***** Exercise input

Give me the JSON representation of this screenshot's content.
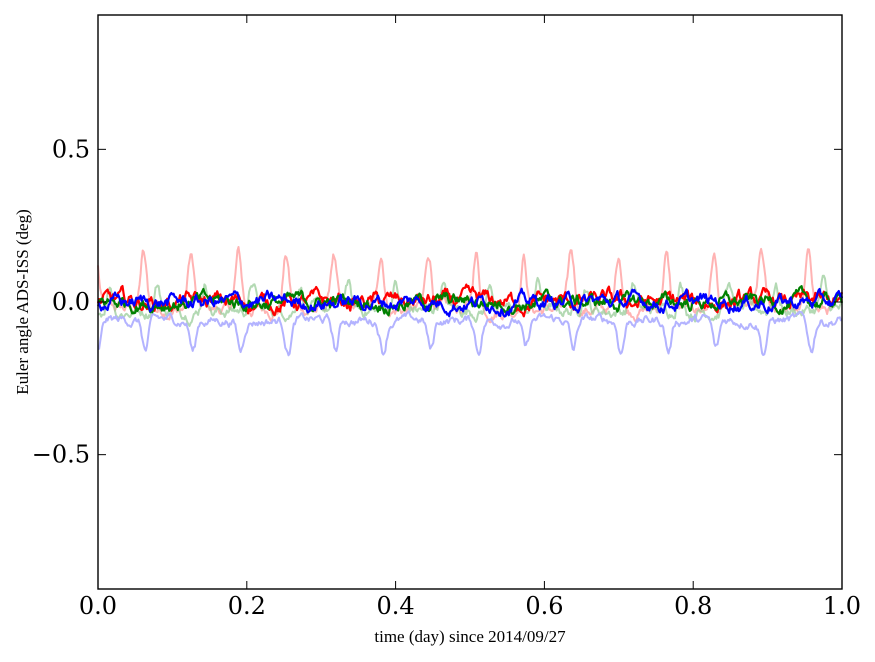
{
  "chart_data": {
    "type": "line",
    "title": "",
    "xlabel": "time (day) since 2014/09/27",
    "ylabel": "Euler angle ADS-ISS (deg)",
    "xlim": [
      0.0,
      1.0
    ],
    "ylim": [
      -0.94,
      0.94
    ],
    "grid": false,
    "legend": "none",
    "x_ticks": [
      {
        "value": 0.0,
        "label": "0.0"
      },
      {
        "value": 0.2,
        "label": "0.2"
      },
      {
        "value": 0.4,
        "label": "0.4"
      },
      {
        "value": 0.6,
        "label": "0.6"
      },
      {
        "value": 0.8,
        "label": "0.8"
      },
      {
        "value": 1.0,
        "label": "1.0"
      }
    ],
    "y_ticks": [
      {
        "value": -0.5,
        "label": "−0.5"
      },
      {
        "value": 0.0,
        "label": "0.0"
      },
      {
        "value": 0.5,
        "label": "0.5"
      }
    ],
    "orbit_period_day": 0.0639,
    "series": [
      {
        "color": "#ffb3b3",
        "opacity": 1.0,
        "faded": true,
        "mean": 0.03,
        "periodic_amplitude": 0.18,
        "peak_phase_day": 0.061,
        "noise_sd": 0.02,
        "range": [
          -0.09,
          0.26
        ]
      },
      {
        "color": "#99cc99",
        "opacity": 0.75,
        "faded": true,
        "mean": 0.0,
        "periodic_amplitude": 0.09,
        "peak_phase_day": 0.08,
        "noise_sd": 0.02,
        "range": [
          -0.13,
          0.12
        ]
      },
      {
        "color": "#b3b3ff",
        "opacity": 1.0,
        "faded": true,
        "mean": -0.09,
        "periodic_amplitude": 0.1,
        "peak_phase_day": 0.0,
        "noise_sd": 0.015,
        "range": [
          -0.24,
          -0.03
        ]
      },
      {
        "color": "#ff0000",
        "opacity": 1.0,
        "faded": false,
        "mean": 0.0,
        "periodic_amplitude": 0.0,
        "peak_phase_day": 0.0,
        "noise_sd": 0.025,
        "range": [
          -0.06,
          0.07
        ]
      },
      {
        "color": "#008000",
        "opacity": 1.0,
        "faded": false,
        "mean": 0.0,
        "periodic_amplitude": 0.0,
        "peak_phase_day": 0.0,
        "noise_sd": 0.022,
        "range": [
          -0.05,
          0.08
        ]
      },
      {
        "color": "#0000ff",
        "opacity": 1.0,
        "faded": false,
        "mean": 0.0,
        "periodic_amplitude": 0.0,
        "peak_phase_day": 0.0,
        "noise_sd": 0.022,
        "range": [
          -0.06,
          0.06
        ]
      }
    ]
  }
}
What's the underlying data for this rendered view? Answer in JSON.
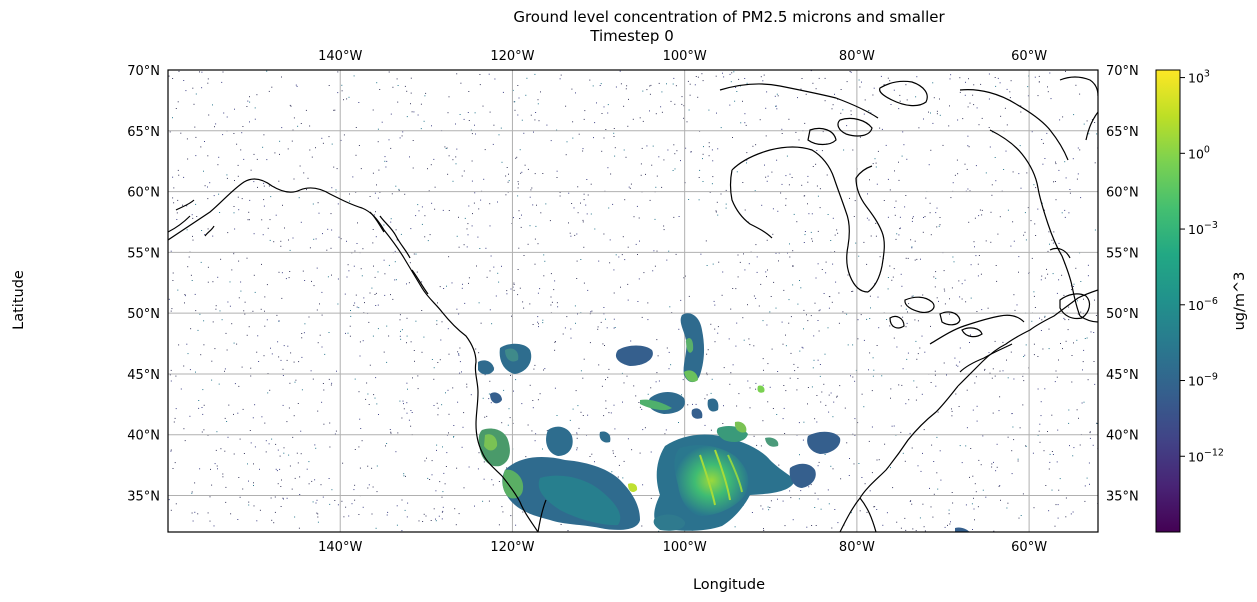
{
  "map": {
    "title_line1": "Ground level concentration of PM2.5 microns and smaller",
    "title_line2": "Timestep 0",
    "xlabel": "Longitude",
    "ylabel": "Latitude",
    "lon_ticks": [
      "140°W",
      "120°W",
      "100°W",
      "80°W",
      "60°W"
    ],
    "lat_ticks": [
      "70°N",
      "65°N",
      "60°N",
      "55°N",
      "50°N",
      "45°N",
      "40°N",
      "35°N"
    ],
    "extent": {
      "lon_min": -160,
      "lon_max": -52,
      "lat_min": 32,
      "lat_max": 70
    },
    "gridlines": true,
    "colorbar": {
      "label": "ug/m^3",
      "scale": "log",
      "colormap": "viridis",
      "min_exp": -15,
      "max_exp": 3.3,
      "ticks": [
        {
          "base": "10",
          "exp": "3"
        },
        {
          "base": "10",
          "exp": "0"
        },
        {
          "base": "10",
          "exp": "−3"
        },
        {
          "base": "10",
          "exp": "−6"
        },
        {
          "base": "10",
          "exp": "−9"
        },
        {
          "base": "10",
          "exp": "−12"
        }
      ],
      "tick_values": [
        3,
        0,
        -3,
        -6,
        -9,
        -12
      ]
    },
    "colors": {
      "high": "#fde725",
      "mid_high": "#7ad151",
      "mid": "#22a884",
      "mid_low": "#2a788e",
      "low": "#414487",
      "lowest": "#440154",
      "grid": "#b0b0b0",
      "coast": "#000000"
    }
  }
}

**********

• Stated exercise: Find every line in the records above that contains the word "xlabel", and copy each one.

• Result of the exercise:
    "xlabel": "time (day) since 2014/09/27",
    "xlabel": "Longitude",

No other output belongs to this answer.